◆ Exercices à réaliser ◆
(a) Indiquez si chacune des affirmations suivantes concorde avec l'article sur Dominique Pelicot, en répondant par oui ou par non et en citant les mots décisifs de l'article : (i) le pôle « cold cases » de Nanterre a ouvert un parcours criminel concernant Dominique Pelicot ; (ii) Dominique Pelicot a reconnu son implication dans le meurtre de Sophie Narme ; (iii) Dominique Pelicot a été condamné à 20 ans de réclusion criminelle fin 2024.
(b) D'après l'article sur Dominique Pelicot, en quelle année la juge d'instruction Nathalie Turquey a-t-elle été saisie des deux enquêtes rapprochées ?
(c) Rédigez la suite de l'article sur Dominique Pelicot à partir de sa dernière phrase.

◆ Texte source ◆
.....

Son passé suscite encore des interrogations. Le pôle « cold cases » de Nanterre a ouvert un « parcours criminel » au sujet de Dominique Pelicot, expliquaient deux magistrats de ce pôle spécialisé dans les affaires non résolues, dimanche 11 janvier dans l’émission Affaire Suivante, sur BFMTV.
« Le parcours criminel de Dominique Pelicot s’inscrit dans l’information judiciaire qui a été ouverte à l’origine. En 2015, la juge d’instruction Nathalie Turquey est saisie de deux enquêtes qui sont rapprochées (deux cold cases dans lesquels est soupçonné Dominique Pelicot, NDLR), et récupère ce dossier. Et le parcours criminel s’inscrit dans le cadre de cette information judiciaire », indiquait Marie-Céline Lawrysz sur notre antenne, dimanche.
Condamné à 20 ans de réclusion criminelle fin 2024 pour avoir fait violer son épouse, Gisèle Pelicot, par des dizaines d’inconnus après l’avoir droguée, Dominique Pelicot ne cesse d’interroger les enquêteurs.
Étudier « le parcours de vie d’un individu »
Son nom est récemment ressorti dans deux affaires jusqu’ici non élucidées: le viol suivi du meurtre de Sophie Narme à Paris en 1991, pour lequel Dominique Pelicot nie son implication, ainsi que la tentative de viol d’une jeune femme en 1999 en Seine-et-Marne, qu’il a reconnue.

.....

◆ Liste des données ◆

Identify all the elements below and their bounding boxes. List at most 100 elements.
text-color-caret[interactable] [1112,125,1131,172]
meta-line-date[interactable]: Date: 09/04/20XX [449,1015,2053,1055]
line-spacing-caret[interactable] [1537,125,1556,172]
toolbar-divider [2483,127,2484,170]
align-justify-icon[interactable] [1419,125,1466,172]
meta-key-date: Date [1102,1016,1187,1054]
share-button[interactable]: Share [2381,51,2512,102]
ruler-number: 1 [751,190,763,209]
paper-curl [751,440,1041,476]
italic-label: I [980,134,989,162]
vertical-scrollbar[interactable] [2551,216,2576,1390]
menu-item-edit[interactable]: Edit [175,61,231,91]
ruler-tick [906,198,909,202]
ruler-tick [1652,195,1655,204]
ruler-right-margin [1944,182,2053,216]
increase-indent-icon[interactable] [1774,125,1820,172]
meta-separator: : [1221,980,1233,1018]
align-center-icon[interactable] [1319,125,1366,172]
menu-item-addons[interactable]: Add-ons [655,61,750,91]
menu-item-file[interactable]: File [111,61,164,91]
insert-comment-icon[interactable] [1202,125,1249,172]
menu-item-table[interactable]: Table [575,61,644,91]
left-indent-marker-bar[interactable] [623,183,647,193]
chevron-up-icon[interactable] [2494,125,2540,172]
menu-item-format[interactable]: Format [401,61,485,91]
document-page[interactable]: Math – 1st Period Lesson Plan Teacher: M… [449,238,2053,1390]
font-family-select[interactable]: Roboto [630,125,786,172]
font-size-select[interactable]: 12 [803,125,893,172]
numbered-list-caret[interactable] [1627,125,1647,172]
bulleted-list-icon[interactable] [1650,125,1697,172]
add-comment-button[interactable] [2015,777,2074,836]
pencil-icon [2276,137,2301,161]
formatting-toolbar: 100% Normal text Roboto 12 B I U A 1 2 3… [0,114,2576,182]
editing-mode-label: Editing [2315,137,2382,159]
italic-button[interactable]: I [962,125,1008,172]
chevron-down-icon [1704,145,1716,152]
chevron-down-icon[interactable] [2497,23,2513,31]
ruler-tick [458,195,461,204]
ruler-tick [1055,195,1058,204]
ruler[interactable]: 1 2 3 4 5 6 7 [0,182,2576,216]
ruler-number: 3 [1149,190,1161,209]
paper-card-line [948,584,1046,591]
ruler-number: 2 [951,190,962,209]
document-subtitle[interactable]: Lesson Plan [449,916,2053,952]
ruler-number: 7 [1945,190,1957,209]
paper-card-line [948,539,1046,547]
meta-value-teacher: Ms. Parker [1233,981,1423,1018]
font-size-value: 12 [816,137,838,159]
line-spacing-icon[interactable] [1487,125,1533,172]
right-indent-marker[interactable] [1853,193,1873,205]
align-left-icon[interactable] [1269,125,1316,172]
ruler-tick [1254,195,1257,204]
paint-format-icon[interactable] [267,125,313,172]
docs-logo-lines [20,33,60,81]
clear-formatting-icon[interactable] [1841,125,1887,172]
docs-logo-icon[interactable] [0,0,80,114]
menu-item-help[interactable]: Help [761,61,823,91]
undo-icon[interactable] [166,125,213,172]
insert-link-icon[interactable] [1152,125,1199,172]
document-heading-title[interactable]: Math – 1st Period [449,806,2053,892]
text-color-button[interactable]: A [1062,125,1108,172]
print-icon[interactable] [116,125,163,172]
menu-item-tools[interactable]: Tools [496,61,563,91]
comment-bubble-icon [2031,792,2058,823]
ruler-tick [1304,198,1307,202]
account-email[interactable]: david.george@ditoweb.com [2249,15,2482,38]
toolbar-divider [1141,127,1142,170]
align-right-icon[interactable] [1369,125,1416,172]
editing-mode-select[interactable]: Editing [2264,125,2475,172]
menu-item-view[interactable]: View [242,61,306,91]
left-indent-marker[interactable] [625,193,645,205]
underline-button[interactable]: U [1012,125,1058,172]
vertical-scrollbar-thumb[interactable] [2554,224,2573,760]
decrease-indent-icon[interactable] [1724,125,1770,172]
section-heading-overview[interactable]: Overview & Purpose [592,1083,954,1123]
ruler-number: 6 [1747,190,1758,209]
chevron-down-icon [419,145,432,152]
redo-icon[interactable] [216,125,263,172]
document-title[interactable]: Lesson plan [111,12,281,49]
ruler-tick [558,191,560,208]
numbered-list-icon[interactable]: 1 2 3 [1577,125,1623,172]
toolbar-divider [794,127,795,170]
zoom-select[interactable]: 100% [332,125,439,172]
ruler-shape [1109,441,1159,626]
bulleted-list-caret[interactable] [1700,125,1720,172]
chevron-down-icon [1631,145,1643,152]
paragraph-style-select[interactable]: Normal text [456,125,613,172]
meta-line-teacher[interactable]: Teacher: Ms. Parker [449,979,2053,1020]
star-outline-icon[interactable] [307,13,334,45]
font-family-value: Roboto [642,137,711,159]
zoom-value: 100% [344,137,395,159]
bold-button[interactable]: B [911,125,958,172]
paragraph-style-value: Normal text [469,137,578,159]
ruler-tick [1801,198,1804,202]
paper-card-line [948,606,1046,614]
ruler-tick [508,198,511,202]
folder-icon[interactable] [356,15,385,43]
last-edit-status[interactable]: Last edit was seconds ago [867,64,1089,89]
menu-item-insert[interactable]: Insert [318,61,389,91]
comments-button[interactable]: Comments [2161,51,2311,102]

.....

◆ Réponses apportées ◆
(a)
(i) Oui : « a ouvert un « parcours criminel » au sujet de Dominique Pelicot ».
(ii) Non : « pour lequel Dominique Pelicot nie son implication ».
(iii) Oui : « Condamné à 20 ans de réclusion criminelle fin 2024 ».

(b) En 2015.

(c)
Le Pôle dédié aux Crimes sériels et non élucidés (PCSNE), inauguré en 2022, consacre une part de ses investigations à l’étude approfondie des profils de plusieurs criminels susceptibles d’avoir agi en série.
« On inverse le raisonnement, on ne part plus des faits, nous allons étudier le parcours de vie d’un individu, tous les lieux fréquentés par ce dernier, les dates auxquelles les lieux ont été occupés par cet individu, dans la mesure où l’on peut, peut-être, rapprocher des faits non élucidés commis à ces dates-là et dans des lieux fréquentés par ces individus à ce moment-là », détaille encore Marie-Céline Lawrysz sur BFMTV.
Parmi les autres « parcours criminels » sur lesquels les magistrats se concentrent, on peut citer ceux de Michel Fourniret, de Nordahl Lelandais ou encore de Francis Heaulme.